Spatial annotation entries:

----------------------------------------

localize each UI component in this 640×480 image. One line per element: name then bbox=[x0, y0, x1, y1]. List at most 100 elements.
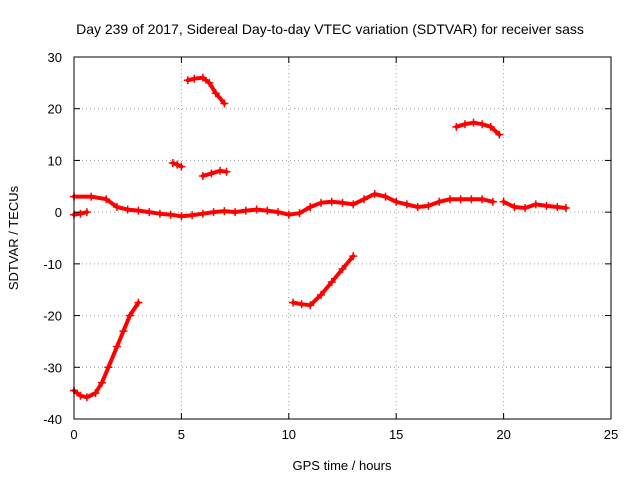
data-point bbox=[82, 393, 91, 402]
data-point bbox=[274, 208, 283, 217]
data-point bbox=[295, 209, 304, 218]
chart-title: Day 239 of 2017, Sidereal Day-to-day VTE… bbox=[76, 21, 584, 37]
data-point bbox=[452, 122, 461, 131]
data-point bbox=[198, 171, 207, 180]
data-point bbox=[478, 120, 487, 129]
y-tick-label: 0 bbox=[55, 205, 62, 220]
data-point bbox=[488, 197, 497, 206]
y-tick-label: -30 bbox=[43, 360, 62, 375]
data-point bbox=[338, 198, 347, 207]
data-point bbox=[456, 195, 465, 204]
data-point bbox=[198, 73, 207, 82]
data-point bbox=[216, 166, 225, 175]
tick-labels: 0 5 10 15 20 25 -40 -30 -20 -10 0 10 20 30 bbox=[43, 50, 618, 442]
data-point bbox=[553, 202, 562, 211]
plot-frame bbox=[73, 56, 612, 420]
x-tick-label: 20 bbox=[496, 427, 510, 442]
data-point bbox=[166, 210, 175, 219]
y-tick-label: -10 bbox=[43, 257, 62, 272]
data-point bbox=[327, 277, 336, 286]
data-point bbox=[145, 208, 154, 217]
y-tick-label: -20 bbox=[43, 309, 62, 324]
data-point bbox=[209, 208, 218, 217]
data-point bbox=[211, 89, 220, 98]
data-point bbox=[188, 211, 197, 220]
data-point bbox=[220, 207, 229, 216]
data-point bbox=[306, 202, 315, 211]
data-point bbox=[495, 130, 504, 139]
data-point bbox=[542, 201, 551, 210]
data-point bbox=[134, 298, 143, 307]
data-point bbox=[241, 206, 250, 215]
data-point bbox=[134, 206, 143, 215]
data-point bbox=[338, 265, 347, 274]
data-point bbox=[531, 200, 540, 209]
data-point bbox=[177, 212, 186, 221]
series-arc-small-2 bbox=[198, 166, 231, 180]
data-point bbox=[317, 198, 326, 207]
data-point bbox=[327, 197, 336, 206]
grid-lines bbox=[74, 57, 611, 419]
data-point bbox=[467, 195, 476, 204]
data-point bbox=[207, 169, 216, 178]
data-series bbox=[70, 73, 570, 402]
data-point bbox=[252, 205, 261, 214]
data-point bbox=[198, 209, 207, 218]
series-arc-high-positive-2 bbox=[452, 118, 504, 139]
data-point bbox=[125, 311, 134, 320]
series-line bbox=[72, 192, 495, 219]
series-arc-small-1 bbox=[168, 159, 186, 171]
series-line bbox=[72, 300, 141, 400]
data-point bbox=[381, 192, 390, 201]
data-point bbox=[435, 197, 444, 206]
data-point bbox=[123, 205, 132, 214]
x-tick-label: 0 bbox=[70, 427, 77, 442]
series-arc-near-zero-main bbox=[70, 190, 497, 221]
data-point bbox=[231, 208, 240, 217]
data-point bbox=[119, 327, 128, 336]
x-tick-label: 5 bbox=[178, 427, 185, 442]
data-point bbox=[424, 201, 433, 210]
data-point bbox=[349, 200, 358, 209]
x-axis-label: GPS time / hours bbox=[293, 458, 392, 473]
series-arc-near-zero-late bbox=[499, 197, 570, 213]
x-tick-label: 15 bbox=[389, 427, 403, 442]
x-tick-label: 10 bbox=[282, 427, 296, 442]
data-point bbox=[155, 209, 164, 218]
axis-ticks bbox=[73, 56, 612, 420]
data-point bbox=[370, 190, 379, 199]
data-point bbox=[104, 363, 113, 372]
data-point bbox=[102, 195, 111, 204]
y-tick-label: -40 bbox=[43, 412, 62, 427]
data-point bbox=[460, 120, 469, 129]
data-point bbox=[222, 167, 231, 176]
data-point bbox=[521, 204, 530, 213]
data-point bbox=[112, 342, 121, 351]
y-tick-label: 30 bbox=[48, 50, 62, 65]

----------------------------------------

Show each line of the data above that contains the string "near".

== OUTPUT ==
series-arc-near-zero-main bbox=[70, 190, 497, 221]
series-arc-near-zero-late bbox=[499, 197, 570, 213]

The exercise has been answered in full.